Work instructions:
Please copy the items from the line with "svg-text:TRẠM BIẾN - 1F: TRẠM" to the line with "svg-text:20.00 m²: 20.00 m²: [1044, 432, 1062, 437]", both of those lines included, without changing anything.

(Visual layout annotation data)
________________________________________
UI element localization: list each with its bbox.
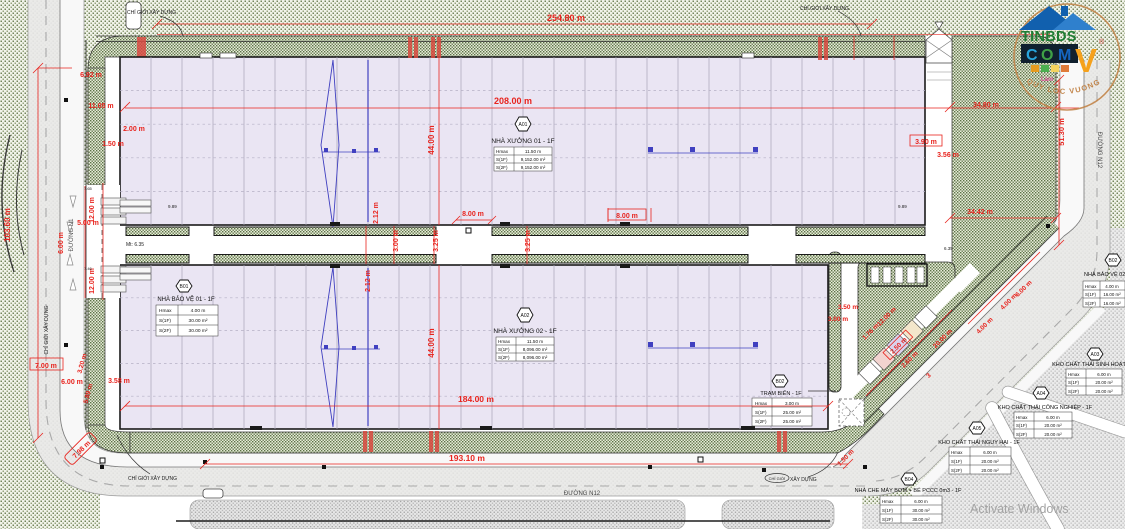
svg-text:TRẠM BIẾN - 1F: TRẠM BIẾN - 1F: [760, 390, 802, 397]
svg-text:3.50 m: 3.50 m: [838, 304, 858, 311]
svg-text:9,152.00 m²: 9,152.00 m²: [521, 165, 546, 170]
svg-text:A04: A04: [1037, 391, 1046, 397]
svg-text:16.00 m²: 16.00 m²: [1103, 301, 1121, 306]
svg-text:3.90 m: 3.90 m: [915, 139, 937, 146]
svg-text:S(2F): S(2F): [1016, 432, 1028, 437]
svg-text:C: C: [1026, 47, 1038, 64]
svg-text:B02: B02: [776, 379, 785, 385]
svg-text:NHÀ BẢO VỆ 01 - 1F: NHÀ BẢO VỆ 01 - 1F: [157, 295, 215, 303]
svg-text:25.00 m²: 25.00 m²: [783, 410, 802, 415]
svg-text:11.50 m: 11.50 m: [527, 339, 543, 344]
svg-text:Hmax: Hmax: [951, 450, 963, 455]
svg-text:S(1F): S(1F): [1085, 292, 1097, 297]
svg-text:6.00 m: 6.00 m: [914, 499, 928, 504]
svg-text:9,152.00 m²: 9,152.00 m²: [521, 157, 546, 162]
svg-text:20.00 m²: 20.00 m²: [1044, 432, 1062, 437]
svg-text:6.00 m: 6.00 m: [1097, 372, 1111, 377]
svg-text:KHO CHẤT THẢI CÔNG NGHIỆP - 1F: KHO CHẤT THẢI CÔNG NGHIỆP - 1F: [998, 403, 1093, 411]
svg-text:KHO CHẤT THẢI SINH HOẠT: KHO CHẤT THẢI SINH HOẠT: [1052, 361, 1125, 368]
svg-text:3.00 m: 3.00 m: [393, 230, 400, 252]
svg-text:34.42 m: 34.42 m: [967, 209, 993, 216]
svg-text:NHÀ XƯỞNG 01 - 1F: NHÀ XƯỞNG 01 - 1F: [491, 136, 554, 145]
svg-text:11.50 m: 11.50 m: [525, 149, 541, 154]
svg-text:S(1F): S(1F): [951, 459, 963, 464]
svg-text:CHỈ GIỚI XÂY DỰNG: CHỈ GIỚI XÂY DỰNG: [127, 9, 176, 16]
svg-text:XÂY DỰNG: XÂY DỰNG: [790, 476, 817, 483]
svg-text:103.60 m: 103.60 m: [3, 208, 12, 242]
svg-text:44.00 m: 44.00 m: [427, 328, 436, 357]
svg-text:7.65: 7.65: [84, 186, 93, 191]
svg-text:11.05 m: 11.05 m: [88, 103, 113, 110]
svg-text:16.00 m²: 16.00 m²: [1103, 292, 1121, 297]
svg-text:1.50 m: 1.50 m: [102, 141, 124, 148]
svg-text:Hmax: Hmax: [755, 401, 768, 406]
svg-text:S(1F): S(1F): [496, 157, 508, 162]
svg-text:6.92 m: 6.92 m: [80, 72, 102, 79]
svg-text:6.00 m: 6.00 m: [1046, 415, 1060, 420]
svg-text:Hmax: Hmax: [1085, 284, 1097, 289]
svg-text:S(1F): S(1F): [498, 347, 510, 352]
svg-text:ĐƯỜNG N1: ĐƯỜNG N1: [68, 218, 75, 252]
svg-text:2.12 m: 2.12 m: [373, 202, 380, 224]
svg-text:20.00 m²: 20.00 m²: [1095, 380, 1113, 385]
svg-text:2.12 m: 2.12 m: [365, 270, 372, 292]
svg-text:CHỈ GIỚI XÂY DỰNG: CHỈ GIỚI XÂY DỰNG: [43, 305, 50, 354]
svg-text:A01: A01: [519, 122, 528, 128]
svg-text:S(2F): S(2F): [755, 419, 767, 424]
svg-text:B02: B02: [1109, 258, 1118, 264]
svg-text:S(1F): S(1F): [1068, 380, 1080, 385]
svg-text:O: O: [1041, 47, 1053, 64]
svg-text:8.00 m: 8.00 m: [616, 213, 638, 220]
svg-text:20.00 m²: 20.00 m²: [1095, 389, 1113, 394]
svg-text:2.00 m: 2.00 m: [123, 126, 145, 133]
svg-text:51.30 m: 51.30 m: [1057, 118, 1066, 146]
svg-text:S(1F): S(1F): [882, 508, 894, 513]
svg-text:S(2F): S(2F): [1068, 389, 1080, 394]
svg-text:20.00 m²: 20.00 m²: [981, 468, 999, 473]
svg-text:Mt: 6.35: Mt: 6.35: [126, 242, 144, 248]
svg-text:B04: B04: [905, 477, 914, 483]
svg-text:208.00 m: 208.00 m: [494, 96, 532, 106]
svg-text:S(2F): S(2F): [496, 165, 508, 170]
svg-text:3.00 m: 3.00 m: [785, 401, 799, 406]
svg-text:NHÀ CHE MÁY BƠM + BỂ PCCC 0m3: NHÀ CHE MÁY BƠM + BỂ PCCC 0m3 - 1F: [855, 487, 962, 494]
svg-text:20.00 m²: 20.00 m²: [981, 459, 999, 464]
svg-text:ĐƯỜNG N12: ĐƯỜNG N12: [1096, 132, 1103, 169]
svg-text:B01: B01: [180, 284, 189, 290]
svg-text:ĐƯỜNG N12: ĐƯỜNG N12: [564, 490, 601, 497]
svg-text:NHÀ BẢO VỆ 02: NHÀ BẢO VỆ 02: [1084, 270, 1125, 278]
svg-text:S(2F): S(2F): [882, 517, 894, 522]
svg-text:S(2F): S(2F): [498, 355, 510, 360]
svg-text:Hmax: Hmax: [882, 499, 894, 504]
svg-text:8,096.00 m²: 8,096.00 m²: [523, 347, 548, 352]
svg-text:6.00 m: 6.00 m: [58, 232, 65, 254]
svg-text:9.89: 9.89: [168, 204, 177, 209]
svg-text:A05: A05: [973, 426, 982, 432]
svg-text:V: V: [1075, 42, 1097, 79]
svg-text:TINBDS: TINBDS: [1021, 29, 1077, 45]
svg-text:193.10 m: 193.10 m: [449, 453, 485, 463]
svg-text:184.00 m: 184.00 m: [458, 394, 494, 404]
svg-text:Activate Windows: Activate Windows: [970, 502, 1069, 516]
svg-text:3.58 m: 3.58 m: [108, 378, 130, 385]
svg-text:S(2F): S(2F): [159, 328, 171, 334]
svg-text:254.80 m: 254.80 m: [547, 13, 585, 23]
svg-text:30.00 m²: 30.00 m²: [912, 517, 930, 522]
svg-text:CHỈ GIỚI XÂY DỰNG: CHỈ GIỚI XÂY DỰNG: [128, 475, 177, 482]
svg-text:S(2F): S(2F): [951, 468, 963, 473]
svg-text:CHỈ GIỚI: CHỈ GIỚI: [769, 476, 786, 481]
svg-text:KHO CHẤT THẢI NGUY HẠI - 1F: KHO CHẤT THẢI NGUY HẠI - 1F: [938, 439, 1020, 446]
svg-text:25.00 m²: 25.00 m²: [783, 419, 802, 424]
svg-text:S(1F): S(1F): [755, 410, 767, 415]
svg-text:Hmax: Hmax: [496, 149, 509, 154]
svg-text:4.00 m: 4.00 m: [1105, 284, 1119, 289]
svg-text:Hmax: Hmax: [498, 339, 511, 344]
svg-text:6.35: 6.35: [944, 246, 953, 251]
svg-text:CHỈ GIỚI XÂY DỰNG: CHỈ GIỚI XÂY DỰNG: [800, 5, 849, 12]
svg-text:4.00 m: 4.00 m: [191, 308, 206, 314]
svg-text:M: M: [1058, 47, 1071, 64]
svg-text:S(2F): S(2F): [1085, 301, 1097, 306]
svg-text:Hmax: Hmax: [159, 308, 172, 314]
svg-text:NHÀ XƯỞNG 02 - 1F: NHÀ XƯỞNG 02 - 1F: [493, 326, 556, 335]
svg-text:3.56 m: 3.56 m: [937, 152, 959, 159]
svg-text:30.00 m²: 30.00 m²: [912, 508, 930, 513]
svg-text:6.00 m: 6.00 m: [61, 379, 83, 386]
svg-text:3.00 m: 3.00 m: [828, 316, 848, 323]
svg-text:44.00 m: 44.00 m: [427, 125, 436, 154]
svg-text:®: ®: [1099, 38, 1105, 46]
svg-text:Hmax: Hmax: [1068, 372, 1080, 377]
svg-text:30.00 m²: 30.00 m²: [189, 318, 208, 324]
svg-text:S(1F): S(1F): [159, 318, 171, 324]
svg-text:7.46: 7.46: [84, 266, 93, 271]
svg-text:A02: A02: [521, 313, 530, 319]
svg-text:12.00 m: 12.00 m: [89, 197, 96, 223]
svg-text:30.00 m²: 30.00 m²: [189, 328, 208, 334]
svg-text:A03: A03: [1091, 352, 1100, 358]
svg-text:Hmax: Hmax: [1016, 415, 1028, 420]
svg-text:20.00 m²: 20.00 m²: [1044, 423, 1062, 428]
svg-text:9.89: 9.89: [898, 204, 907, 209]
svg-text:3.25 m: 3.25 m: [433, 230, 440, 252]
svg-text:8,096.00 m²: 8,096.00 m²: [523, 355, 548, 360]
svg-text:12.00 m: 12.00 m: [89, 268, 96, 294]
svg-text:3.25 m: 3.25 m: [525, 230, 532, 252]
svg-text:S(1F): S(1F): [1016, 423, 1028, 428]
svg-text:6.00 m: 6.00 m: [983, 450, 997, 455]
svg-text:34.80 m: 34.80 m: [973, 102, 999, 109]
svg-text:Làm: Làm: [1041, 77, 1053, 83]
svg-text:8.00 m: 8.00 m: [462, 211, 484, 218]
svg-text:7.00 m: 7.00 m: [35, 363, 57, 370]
________________________________________
Answer to the task:
svg-text:TRẠM BIẾN - 1F: TRẠM BIẾN - 1F: [760, 390, 802, 397]
svg-text:3.50 m: 3.50 m: [838, 304, 858, 311]
svg-text:9,152.00 m²: 9,152.00 m²: [521, 165, 546, 170]
svg-text:A04: A04: [1037, 391, 1046, 397]
svg-text:16.00 m²: 16.00 m²: [1103, 301, 1121, 306]
svg-text:3.90 m: 3.90 m: [915, 139, 937, 146]
svg-text:S(2F): S(2F): [1016, 432, 1028, 437]
svg-text:C: C: [1026, 47, 1038, 64]
svg-text:B02: B02: [776, 379, 785, 385]
svg-text:NHÀ BẢO VỆ 01 - 1F: NHÀ BẢO VỆ 01 - 1F: [157, 295, 215, 303]
svg-text:25.00 m²: 25.00 m²: [783, 410, 802, 415]
svg-text:11.50 m: 11.50 m: [527, 339, 543, 344]
svg-text:Hmax: Hmax: [951, 450, 963, 455]
svg-text:S(1F): S(1F): [1085, 292, 1097, 297]
svg-text:6.00 m: 6.00 m: [914, 499, 928, 504]
svg-text:9,152.00 m²: 9,152.00 m²: [521, 157, 546, 162]
svg-text:20.00 m²: 20.00 m²: [1044, 432, 1062, 437]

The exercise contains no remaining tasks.